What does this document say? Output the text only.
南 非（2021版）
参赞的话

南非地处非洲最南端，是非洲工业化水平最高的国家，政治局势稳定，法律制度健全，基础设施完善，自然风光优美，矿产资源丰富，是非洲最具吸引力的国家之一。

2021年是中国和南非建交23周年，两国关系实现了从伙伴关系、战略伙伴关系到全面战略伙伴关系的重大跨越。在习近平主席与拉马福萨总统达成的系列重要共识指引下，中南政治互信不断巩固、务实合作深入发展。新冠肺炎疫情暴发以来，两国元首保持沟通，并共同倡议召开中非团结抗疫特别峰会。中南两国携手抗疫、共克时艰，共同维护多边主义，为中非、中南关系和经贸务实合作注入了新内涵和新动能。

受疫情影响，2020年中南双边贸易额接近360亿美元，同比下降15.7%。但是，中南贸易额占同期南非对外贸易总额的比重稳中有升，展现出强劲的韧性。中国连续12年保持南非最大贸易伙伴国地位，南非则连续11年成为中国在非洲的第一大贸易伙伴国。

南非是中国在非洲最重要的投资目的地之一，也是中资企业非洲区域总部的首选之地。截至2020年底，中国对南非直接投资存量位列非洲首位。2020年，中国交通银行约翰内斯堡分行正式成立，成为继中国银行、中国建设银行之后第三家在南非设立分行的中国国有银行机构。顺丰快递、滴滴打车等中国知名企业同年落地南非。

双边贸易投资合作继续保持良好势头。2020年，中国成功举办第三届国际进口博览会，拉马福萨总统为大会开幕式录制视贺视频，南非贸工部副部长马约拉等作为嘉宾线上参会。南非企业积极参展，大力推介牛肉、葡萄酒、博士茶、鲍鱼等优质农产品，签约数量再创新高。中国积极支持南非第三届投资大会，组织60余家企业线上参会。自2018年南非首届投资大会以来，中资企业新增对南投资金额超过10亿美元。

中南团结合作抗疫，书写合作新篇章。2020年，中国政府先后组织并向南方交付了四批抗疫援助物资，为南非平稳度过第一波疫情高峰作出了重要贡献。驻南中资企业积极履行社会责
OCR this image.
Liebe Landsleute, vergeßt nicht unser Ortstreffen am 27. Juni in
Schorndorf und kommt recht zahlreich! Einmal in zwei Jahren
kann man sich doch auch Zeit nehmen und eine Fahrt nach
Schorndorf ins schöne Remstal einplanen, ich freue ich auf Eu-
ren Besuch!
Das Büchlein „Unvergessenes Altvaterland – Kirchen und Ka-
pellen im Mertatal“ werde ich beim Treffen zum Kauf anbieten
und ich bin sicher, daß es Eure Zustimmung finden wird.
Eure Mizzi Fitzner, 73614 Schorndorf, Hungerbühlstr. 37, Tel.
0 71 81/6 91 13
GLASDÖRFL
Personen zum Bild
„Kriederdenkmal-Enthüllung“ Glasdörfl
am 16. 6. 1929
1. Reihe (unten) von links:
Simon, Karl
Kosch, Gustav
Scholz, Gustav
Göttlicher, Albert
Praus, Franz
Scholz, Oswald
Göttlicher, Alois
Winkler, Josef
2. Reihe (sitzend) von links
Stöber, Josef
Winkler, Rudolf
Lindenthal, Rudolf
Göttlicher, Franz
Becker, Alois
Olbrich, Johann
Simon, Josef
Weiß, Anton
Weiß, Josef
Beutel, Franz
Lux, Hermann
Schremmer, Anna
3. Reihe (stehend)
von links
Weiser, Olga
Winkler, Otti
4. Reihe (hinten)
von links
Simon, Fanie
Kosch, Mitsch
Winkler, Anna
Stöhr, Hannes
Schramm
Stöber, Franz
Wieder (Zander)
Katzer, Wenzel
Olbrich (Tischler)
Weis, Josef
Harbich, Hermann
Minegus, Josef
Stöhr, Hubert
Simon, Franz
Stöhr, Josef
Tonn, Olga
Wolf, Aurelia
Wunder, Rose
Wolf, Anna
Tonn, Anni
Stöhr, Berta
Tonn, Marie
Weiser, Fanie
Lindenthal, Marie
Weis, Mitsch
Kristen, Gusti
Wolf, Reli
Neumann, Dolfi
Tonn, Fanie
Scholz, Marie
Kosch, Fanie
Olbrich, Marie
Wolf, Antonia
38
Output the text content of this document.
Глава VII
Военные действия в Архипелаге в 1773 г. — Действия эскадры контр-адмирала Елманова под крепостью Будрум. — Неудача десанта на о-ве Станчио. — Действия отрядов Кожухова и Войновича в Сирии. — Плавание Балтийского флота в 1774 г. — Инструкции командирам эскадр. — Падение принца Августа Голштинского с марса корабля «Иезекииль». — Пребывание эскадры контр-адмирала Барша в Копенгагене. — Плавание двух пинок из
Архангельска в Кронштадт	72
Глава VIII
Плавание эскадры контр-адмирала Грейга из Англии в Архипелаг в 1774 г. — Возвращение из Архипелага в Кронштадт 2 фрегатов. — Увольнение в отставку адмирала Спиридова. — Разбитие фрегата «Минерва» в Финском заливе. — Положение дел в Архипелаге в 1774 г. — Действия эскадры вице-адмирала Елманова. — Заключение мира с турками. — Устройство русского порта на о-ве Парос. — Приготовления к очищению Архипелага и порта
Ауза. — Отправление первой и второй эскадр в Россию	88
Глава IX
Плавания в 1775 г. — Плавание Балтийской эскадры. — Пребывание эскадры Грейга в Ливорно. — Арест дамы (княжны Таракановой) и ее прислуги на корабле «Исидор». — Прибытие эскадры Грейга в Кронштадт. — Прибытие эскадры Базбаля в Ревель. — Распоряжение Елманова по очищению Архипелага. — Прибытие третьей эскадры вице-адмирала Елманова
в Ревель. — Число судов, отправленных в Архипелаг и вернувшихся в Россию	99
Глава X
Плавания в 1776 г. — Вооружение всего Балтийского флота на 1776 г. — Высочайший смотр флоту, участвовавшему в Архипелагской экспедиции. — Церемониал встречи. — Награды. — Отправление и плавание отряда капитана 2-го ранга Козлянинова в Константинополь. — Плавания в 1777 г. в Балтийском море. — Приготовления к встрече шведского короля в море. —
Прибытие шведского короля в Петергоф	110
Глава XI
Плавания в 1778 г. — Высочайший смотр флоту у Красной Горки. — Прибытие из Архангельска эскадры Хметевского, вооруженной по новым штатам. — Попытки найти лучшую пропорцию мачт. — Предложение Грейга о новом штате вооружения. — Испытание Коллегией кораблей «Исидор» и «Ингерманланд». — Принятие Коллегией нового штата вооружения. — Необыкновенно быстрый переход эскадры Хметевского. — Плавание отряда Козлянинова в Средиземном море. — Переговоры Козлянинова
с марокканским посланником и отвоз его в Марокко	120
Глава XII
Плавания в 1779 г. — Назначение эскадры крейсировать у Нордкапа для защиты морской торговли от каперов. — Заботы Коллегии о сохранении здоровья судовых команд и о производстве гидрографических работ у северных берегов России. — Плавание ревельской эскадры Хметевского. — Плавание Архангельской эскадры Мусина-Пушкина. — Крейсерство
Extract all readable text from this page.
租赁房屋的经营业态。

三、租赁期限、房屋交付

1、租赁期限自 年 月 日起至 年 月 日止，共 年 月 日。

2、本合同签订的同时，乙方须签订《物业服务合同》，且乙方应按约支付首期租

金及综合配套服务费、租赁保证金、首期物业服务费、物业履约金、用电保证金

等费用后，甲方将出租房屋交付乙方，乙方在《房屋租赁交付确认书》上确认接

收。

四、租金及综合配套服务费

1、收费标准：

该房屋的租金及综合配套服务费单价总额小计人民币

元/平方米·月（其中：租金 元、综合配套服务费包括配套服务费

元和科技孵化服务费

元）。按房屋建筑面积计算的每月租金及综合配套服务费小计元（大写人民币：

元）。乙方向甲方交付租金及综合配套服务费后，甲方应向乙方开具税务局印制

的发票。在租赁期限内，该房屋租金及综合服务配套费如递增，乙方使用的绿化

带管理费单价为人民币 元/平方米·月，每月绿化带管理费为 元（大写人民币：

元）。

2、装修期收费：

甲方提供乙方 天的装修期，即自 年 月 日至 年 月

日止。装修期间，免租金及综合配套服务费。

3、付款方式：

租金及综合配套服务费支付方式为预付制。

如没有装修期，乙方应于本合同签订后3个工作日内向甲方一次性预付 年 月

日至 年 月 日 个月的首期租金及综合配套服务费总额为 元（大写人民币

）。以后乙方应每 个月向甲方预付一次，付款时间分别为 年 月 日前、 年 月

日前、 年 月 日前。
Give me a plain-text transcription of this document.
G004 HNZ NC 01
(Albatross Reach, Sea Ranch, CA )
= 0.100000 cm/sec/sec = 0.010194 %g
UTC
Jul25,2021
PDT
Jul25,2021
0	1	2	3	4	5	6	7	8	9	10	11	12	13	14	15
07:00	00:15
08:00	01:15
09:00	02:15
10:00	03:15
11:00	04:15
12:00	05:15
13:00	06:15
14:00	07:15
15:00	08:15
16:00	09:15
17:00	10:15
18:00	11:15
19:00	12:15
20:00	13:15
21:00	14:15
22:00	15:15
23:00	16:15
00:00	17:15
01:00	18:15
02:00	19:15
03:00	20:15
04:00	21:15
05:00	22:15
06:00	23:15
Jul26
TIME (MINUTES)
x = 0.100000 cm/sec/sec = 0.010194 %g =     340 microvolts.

**Given problem:**
Please list every line of the records that contains "короля".

**Written solution:**
Плавания в 1776 г. — Вооружение всего Балтийского флота на 1776 г. — Высочайший смотр флоту, участвовавшему в Архипелагской экспедиции. — Церемониал встречи. — Награды. — Отправление и плавание отряда капитана 2-го ранга Козлянинова в Константинополь. — Плавания в 1777 г. в Балтийском море. — Приготовления к встрече шведского короля в море. —
Прибытие шведского короля в Петергоф	110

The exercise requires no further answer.